Short exercise: All the entries need to be quoted exactly, apart from the pictures, which you should drop.

Data shown:
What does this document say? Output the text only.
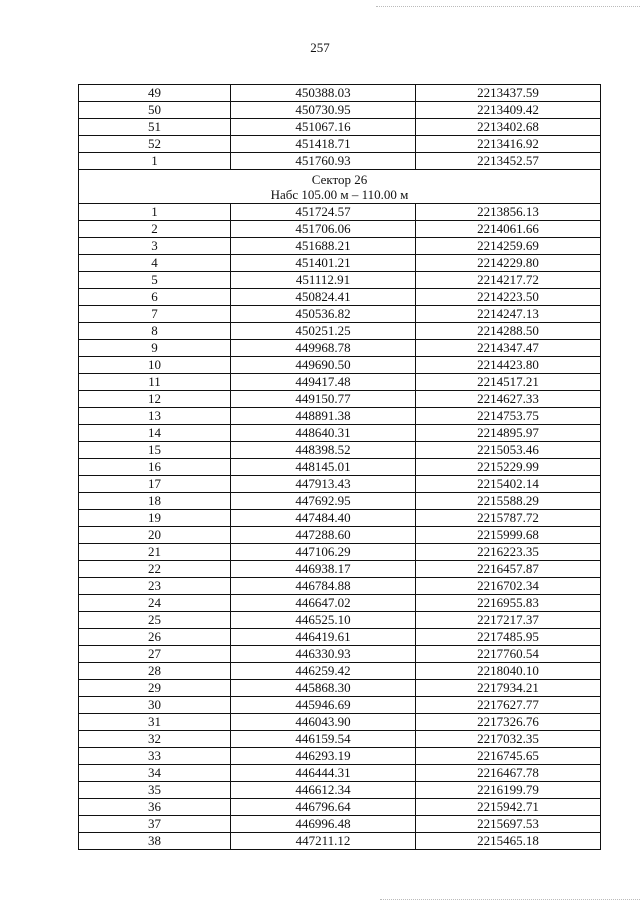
257
49	450388.03	2213437.59
50	450730.95	2213409.42
51	451067.16	2213402.68
52	451418.71	2213416.92
1	451760.93	2213452.57

Сектор 26
Набс 105.00 м – 110.00 м		

1	451724.57	2213856.13
2	451706.06	2214061.66
3	451688.21	2214259.69
4	451401.21	2214229.80
5	451112.91	2214217.72
6	450824.41	2214223.50
7	450536.82	2214247.13
8	450251.25	2214288.50
9	449968.78	2214347.47
10	449690.50	2214423.80
11	449417.48	2214517.21
12	449150.77	2214627.33
13	448891.38	2214753.75
14	448640.31	2214895.97
15	448398.52	2215053.46
16	448145.01	2215229.99
17	447913.43	2215402.14
18	447692.95	2215588.29
19	447484.40	2215787.72
20	447288.60	2215999.68
21	447106.29	2216223.35
22	446938.17	2216457.87
23	446784.88	2216702.34
24	446647.02	2216955.83
25	446525.10	2217217.37
26	446419.61	2217485.95
27	446330.93	2217760.54
28	446259.42	2218040.10
29	445868.30	2217934.21
30	445946.69	2217627.77
31	446043.90	2217326.76
32	446159.54	2217032.35
33	446293.19	2216745.65
34	446444.31	2216467.78
35	446612.34	2216199.79
36	446796.64	2215942.71
37	446996.48	2215697.53
38	447211.12	2215465.18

Solved problem:
What does this document say? Output the text only.
257
49	450388.03	2213437.59
50	450730.95	2213409.42
51	451067.16	2213402.68
52	451418.71	2213416.92
1	451760.93	2213452.57

Сектор 26
Набс 105.00 м – 110.00 м		

1	451724.57	2213856.13
2	451706.06	2214061.66
3	451688.21	2214259.69
4	451401.21	2214229.80
5	451112.91	2214217.72
6	450824.41	2214223.50
7	450536.82	2214247.13
8	450251.25	2214288.50
9	449968.78	2214347.47
10	449690.50	2214423.80
11	449417.48	2214517.21
12	449150.77	2214627.33
13	448891.38	2214753.75
14	448640.31	2214895.97
15	448398.52	2215053.46
16	448145.01	2215229.99
17	447913.43	2215402.14
18	447692.95	2215588.29
19	447484.40	2215787.72
20	447288.60	2215999.68
21	447106.29	2216223.35
22	446938.17	2216457.87
23	446784.88	2216702.34
24	446647.02	2216955.83
25	446525.10	2217217.37
26	446419.61	2217485.95
27	446330.93	2217760.54
28	446259.42	2218040.10
29	445868.30	2217934.21
30	445946.69	2217627.77
31	446043.90	2217326.76
32	446159.54	2217032.35
33	446293.19	2216745.65
34	446444.31	2216467.78
35	446612.34	2216199.79
36	446796.64	2215942.71
37	446996.48	2215697.53
38	447211.12	2215465.18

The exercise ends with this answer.